DESCRIPTION OF THE TASK –
Reproduce every line of the material below, but drop the pictures.

MATERIAL FOR THIS TASK –
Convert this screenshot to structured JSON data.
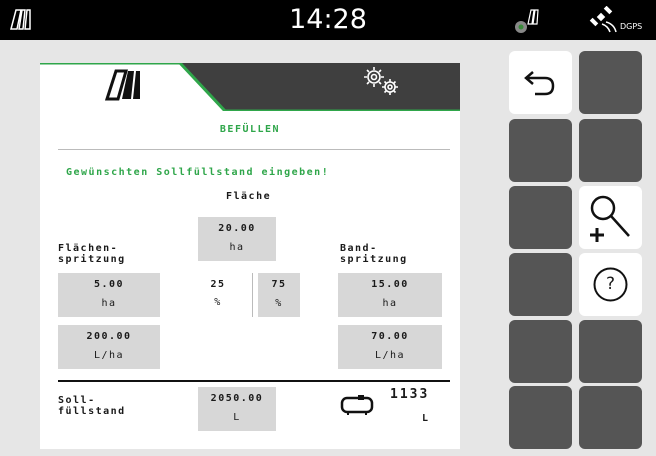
{
  "topbar": {
    "clock": "14:28",
    "icons": [
      "field-icon",
      "machine-status-icon",
      "satellite-icon"
    ],
    "dgps_label": "DGPS"
  },
  "panel": {
    "tabs": [
      {
        "icon": "field-icon",
        "active": true
      },
      {
        "icon": "gears-icon",
        "active": false
      }
    ],
    "title": "BEFÜLLEN",
    "instruction": "Gewünschten Sollfüllstand eingeben!",
    "flaeche": {
      "label": "Fläche",
      "value": "20.00",
      "unit": "ha"
    },
    "flaechen_spritzung": {
      "label_line1": "Flächen-",
      "label_line2": "spritzung",
      "area": {
        "value": "5.00",
        "unit": "ha"
      },
      "rate": {
        "value": "200.00",
        "unit": "L/ha"
      }
    },
    "band_spritzung": {
      "label_line1": "Band-",
      "label_line2": "spritzung",
      "area": {
        "value": "15.00",
        "unit": "ha"
      },
      "rate": {
        "value": "70.00",
        "unit": "L/ha"
      }
    },
    "percent_left": {
      "value": "25",
      "unit": "%"
    },
    "percent_right": {
      "value": "75",
      "unit": "%"
    },
    "sollfuellstand": {
      "label_line1": "Soll-",
      "label_line2": "füllstand",
      "value": "2050.00",
      "unit": "L"
    },
    "tank": {
      "icon": "tank-icon",
      "value": "1133",
      "unit": "L"
    }
  },
  "side_buttons": [
    {
      "name": "back",
      "icon": "back-arrow-icon"
    },
    {
      "name": "zoom",
      "icon": "zoom-in-icon"
    },
    {
      "name": "help",
      "icon": "help-icon",
      "label": "?"
    }
  ],
  "colors": {
    "accent": "#2fa64a",
    "tab_inactive": "#3f3f3f",
    "button_dark": "#555555",
    "input_bg": "#d7d7d7"
  }
}
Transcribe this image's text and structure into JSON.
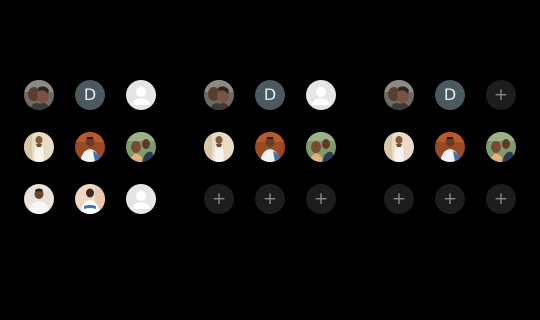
{
  "panels": [
    {
      "slots": [
        {
          "kind": "photo",
          "variant": "couple",
          "icon": "contact-photo"
        },
        {
          "kind": "letter",
          "text": "D"
        },
        {
          "kind": "default",
          "icon": "default-avatar-icon"
        },
        {
          "kind": "photo",
          "variant": "woman-white",
          "icon": "contact-photo"
        },
        {
          "kind": "photo",
          "variant": "man-orange",
          "icon": "contact-photo"
        },
        {
          "kind": "photo",
          "variant": "child-green",
          "icon": "contact-photo"
        },
        {
          "kind": "photo",
          "variant": "man-light",
          "icon": "contact-photo"
        },
        {
          "kind": "photo",
          "variant": "man-peach",
          "icon": "contact-photo"
        },
        {
          "kind": "default",
          "icon": "default-avatar-icon"
        }
      ]
    },
    {
      "slots": [
        {
          "kind": "photo",
          "variant": "couple",
          "icon": "contact-photo"
        },
        {
          "kind": "letter",
          "text": "D"
        },
        {
          "kind": "default",
          "icon": "default-avatar-icon"
        },
        {
          "kind": "photo",
          "variant": "woman-white",
          "icon": "contact-photo"
        },
        {
          "kind": "photo",
          "variant": "man-orange",
          "icon": "contact-photo"
        },
        {
          "kind": "photo",
          "variant": "child-green",
          "icon": "contact-photo"
        },
        {
          "kind": "add",
          "text": "+"
        },
        {
          "kind": "add",
          "text": "+"
        },
        {
          "kind": "add",
          "text": "+"
        }
      ]
    },
    {
      "slots": [
        {
          "kind": "photo",
          "variant": "couple",
          "icon": "contact-photo"
        },
        {
          "kind": "letter",
          "text": "D"
        },
        {
          "kind": "add",
          "text": "+"
        },
        {
          "kind": "photo",
          "variant": "woman-white",
          "icon": "contact-photo"
        },
        {
          "kind": "photo",
          "variant": "man-orange",
          "icon": "contact-photo"
        },
        {
          "kind": "photo",
          "variant": "child-green",
          "icon": "contact-photo"
        },
        {
          "kind": "add",
          "text": "+"
        },
        {
          "kind": "add",
          "text": "+"
        },
        {
          "kind": "add",
          "text": "+"
        }
      ]
    }
  ],
  "colors": {
    "background": "#000000",
    "letter_bg": "#4a5960",
    "default_bg": "#e6e6e6",
    "add_bg": "#1d1d1d",
    "add_fg": "#8a8a8a"
  }
}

RESPONSE FOR THIS EXERCISE –
Convert this screenshot to structured JSON data.
{
  "topbar": {
    "clock": "14:28",
    "icons": [
      "field-icon",
      "machine-status-icon",
      "satellite-icon"
    ],
    "dgps_label": "DGPS"
  },
  "panel": {
    "tabs": [
      {
        "icon": "field-icon",
        "active": true
      },
      {
        "icon": "gears-icon",
        "active": false
      }
    ],
    "title": "BEFÜLLEN",
    "instruction": "Gewünschten Sollfüllstand eingeben!",
    "flaeche": {
      "label": "Fläche",
      "value": "20.00",
      "unit": "ha"
    },
    "flaechen_spritzung": {
      "label_line1": "Flächen-",
      "label_line2": "spritzung",
      "area": {
        "value": "5.00",
        "unit": "ha"
      },
      "rate": {
        "value": "200.00",
        "unit": "L/ha"
      }
    },
    "band_spritzung": {
      "label_line1": "Band-",
      "label_line2": "spritzung",
      "area": {
        "value": "15.00",
        "unit": "ha"
      },
      "rate": {
        "value": "70.00",
        "unit": "L/ha"
      }
    },
    "percent_left": {
      "value": "25",
      "unit": "%"
    },
    "percent_right": {
      "value": "75",
      "unit": "%"
    },
    "sollfuellstand": {
      "label_line1": "Soll-",
      "label_line2": "füllstand",
      "value": "2050.00",
      "unit": "L"
    },
    "tank": {
      "icon": "tank-icon",
      "value": "1133",
      "unit": "L"
    }
  },
  "side_buttons": [
    {
      "name": "back",
      "icon": "back-arrow-icon"
    },
    {
      "name": "zoom",
      "icon": "zoom-in-icon"
    },
    {
      "name": "help",
      "icon": "help-icon",
      "label": "?"
    }
  ],
  "colors": {
    "accent": "#2fa64a",
    "tab_inactive": "#3f3f3f",
    "button_dark": "#555555",
    "input_bg": "#d7d7d7"
  }
}
Transcribe this image's text and structure into JSON.
{
  "panels": [
    {
      "slots": [
        {
          "kind": "photo",
          "variant": "couple",
          "icon": "contact-photo"
        },
        {
          "kind": "letter",
          "text": "D"
        },
        {
          "kind": "default",
          "icon": "default-avatar-icon"
        },
        {
          "kind": "photo",
          "variant": "woman-white",
          "icon": "contact-photo"
        },
        {
          "kind": "photo",
          "variant": "man-orange",
          "icon": "contact-photo"
        },
        {
          "kind": "photo",
          "variant": "child-green",
          "icon": "contact-photo"
        },
        {
          "kind": "photo",
          "variant": "man-light",
          "icon": "contact-photo"
        },
        {
          "kind": "photo",
          "variant": "man-peach",
          "icon": "contact-photo"
        },
        {
          "kind": "default",
          "icon": "default-avatar-icon"
        }
      ]
    },
    {
      "slots": [
        {
          "kind": "photo",
          "variant": "couple",
          "icon": "contact-photo"
        },
        {
          "kind": "letter",
          "text": "D"
        },
        {
          "kind": "default",
          "icon": "default-avatar-icon"
        },
        {
          "kind": "photo",
          "variant": "woman-white",
          "icon": "contact-photo"
        },
        {
          "kind": "photo",
          "variant": "man-orange",
          "icon": "contact-photo"
        },
        {
          "kind": "photo",
          "variant": "child-green",
          "icon": "contact-photo"
        },
        {
          "kind": "add",
          "text": "+"
        },
        {
          "kind": "add",
          "text": "+"
        },
        {
          "kind": "add",
          "text": "+"
        }
      ]
    },
    {
      "slots": [
        {
          "kind": "photo",
          "variant": "couple",
          "icon": "contact-photo"
        },
        {
          "kind": "letter",
          "text": "D"
        },
        {
          "kind": "add",
          "text": "+"
        },
        {
          "kind": "photo",
          "variant": "woman-white",
          "icon": "contact-photo"
        },
        {
          "kind": "photo",
          "variant": "man-orange",
          "icon": "contact-photo"
        },
        {
          "kind": "photo",
          "variant": "child-green",
          "icon": "contact-photo"
        },
        {
          "kind": "add",
          "text": "+"
        },
        {
          "kind": "add",
          "text": "+"
        },
        {
          "kind": "add",
          "text": "+"
        }
      ]
    }
  ],
  "colors": {
    "background": "#000000",
    "letter_bg": "#4a5960",
    "default_bg": "#e6e6e6",
    "add_bg": "#1d1d1d",
    "add_fg": "#8a8a8a"
  }
}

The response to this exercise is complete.